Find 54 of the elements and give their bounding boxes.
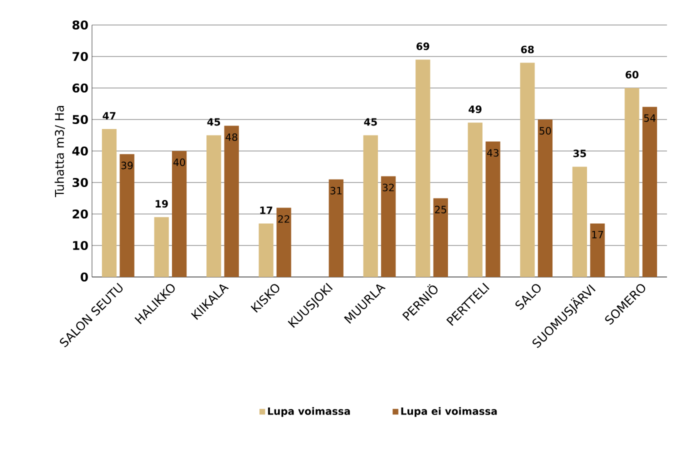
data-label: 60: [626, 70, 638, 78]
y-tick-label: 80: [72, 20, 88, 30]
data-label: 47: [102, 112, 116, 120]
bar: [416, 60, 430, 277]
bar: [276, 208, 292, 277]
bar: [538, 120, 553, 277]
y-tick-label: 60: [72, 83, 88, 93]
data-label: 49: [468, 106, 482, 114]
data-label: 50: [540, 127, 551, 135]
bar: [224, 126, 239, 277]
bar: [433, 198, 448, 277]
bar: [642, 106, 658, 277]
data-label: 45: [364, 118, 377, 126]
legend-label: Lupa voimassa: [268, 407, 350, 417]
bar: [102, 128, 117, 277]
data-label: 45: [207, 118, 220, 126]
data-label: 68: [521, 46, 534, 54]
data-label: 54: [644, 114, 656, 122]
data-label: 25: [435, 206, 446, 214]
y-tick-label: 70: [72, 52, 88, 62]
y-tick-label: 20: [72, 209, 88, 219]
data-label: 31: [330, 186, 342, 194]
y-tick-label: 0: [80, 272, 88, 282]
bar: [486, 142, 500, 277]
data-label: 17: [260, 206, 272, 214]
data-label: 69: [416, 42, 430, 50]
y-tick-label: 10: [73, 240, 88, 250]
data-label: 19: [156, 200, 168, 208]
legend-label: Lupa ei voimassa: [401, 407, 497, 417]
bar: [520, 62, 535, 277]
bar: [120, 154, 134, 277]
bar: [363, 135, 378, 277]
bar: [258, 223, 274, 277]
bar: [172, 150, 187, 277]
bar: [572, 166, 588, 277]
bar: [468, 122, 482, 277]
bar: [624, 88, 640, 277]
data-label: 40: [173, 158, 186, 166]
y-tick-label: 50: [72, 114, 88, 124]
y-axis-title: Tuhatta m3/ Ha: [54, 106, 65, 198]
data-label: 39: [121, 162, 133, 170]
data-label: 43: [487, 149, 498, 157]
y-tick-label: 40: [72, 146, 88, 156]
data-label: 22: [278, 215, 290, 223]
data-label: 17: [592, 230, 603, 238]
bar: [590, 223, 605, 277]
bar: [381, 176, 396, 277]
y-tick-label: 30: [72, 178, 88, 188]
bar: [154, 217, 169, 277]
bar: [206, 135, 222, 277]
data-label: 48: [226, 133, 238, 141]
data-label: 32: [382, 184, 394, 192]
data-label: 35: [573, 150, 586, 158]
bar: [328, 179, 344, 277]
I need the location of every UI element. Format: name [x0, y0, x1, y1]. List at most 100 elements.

━━━━━━

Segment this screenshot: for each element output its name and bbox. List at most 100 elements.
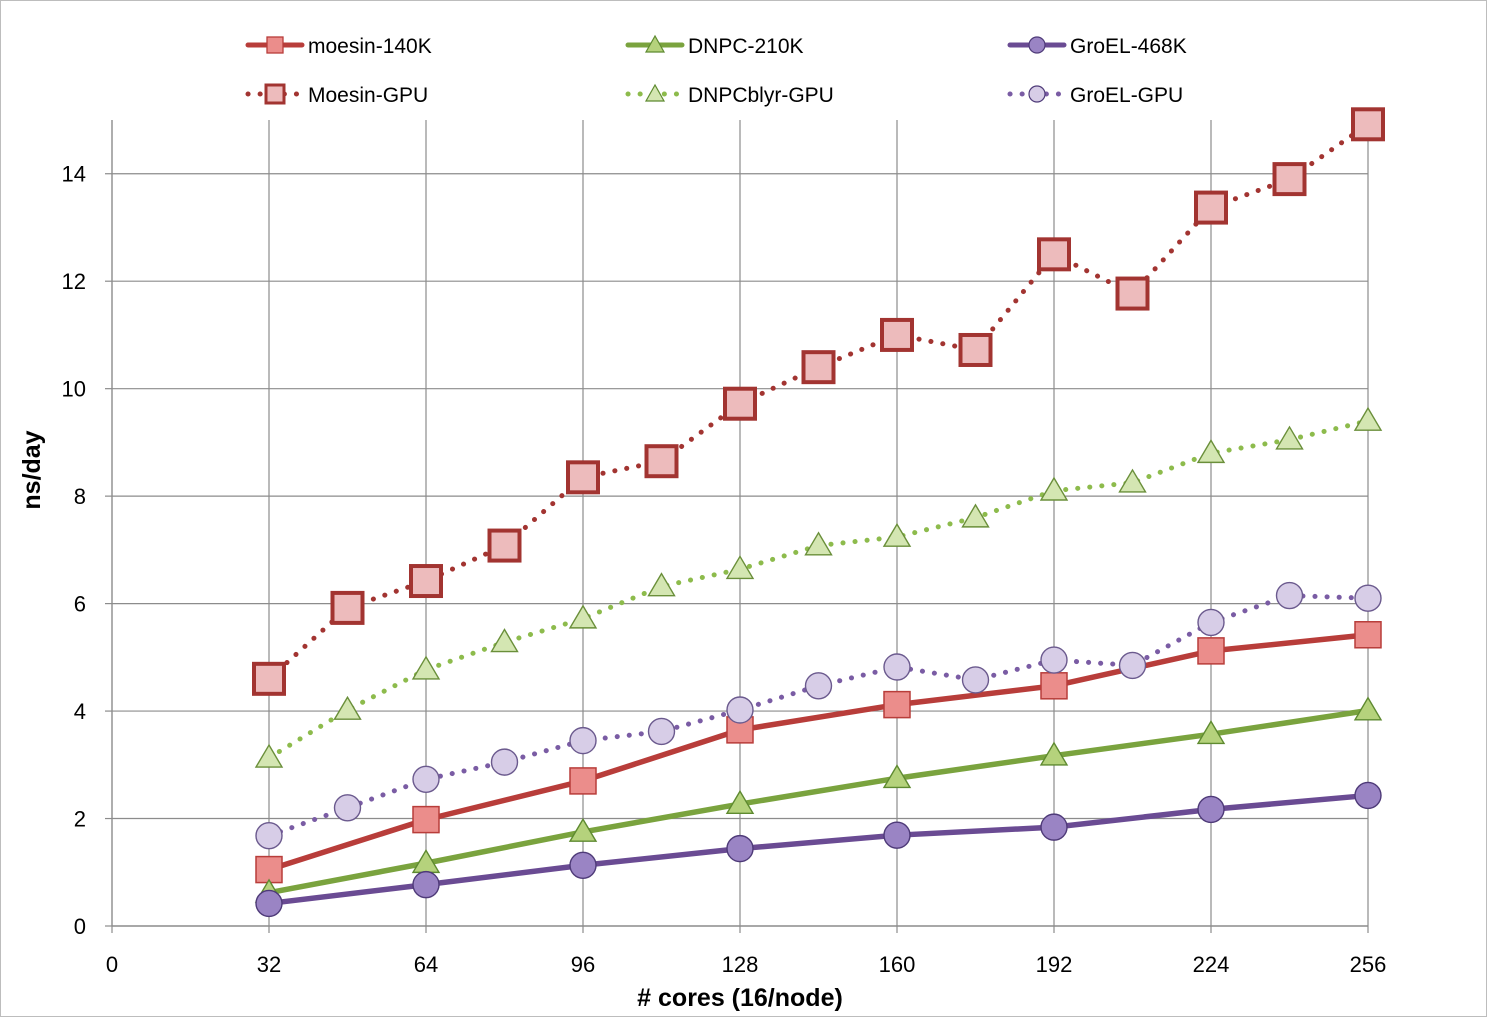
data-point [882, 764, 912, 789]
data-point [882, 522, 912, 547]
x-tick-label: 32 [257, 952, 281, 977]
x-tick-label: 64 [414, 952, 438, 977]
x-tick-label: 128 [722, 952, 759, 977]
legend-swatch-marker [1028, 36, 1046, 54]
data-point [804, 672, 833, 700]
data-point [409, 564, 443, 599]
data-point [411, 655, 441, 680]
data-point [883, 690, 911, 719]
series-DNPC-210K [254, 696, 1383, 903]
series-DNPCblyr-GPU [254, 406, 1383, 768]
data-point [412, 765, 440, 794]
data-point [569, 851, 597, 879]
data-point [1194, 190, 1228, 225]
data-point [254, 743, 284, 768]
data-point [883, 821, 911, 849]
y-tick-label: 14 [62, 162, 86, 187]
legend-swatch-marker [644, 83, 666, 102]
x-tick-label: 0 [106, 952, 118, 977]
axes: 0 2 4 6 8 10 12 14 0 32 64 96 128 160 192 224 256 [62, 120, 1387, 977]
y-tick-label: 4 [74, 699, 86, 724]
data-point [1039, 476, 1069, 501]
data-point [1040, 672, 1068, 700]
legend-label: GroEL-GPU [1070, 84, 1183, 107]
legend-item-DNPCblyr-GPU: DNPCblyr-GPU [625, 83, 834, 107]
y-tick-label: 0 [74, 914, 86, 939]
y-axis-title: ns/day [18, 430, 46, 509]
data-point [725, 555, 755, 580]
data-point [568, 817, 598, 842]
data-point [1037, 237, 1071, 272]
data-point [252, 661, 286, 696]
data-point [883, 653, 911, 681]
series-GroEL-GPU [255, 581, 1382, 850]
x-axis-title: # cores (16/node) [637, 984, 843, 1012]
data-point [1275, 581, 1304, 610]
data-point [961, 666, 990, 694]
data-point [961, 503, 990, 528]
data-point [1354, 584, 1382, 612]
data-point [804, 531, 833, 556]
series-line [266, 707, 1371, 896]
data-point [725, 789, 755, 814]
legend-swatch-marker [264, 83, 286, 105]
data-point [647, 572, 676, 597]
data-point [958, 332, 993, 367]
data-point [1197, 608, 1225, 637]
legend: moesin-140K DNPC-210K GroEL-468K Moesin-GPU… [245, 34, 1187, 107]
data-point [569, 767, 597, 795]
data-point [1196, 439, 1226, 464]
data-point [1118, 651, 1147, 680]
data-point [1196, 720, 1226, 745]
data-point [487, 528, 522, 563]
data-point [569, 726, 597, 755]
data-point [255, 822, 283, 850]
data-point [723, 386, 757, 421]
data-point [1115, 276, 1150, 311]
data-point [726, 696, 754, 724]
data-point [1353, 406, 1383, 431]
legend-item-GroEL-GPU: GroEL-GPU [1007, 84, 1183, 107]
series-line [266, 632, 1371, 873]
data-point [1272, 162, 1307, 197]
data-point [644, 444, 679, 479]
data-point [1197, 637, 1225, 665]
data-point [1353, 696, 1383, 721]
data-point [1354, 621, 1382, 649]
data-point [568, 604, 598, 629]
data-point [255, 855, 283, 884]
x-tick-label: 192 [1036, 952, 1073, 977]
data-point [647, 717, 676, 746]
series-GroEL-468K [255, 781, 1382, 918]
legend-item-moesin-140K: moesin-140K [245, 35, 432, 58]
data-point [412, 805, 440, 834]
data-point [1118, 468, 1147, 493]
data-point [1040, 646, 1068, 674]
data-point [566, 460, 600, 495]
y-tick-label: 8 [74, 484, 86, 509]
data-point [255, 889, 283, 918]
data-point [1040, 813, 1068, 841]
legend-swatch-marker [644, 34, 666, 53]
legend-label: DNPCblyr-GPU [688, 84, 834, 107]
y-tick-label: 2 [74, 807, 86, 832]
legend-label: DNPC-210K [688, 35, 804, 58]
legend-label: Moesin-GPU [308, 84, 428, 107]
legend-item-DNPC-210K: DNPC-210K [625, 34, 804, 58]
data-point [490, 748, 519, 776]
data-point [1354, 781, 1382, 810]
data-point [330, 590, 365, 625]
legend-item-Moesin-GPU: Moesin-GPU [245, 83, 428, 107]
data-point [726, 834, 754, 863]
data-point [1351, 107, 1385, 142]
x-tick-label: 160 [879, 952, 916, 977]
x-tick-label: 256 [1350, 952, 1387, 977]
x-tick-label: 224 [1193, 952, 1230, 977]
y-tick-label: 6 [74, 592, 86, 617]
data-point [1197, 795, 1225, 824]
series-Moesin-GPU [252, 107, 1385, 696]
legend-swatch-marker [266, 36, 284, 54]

━━━━━━

▶ Task goal
Retype the lines of the entries above, starting with the line that contains "data-point [882, 764, 912, 789]" and going on through the line that contains "data-point [569, 726, 597, 755]", copying each one precisely.

▶ Exercise result
data-point [882, 764, 912, 789]
data-point [882, 522, 912, 547]
x-tick-label: 32 [257, 952, 281, 977]
x-tick-label: 64 [414, 952, 438, 977]
x-tick-label: 128 [722, 952, 759, 977]
legend-swatch-marker [1028, 36, 1046, 54]
data-point [804, 672, 833, 700]
data-point [409, 564, 443, 599]
data-point [411, 655, 441, 680]
data-point [883, 690, 911, 719]
series-DNPC-210K [254, 696, 1383, 903]
series-DNPCblyr-GPU [254, 406, 1383, 768]
data-point [412, 765, 440, 794]
data-point [569, 851, 597, 879]
data-point [1194, 190, 1228, 225]
data-point [254, 743, 284, 768]
data-point [883, 821, 911, 849]
y-tick-label: 14 [62, 162, 86, 187]
legend-swatch-marker [644, 83, 666, 102]
x-tick-label: 0 [106, 952, 118, 977]
axes: 0 2 4 6 8 10 12 14 0 32 64 96 128 160 192 224 256 [62, 120, 1387, 977]
y-tick-label: 4 [74, 699, 86, 724]
data-point [1039, 476, 1069, 501]
data-point [1040, 672, 1068, 700]
legend-label: GroEL-GPU [1070, 84, 1183, 107]
legend-item-DNPCblyr-GPU: DNPCblyr-GPU [625, 83, 834, 107]
y-tick-label: 0 [74, 914, 86, 939]
y-axis-title: ns/day [18, 430, 46, 509]
data-point [725, 555, 755, 580]
data-point [568, 817, 598, 842]
data-point [1037, 237, 1071, 272]
data-point [252, 661, 286, 696]
data-point [883, 653, 911, 681]
series-GroEL-GPU [255, 581, 1382, 850]
x-axis-title: # cores (16/node) [637, 984, 843, 1012]
data-point [1275, 581, 1304, 610]
data-point [961, 666, 990, 694]
data-point [961, 503, 990, 528]
data-point [1354, 584, 1382, 612]
data-point [804, 531, 833, 556]
series-line [266, 707, 1371, 896]
data-point [725, 789, 755, 814]
legend-swatch-marker [264, 83, 286, 105]
data-point [647, 572, 676, 597]
data-point [958, 332, 993, 367]
data-point [1197, 608, 1225, 637]
legend: moesin-140K DNPC-210K GroEL-468K Moesin-GPU… [245, 34, 1187, 107]
data-point [569, 767, 597, 795]
data-point [1196, 439, 1226, 464]
data-point [1118, 651, 1147, 680]
data-point [1196, 720, 1226, 745]
data-point [487, 528, 522, 563]
data-point [569, 726, 597, 755]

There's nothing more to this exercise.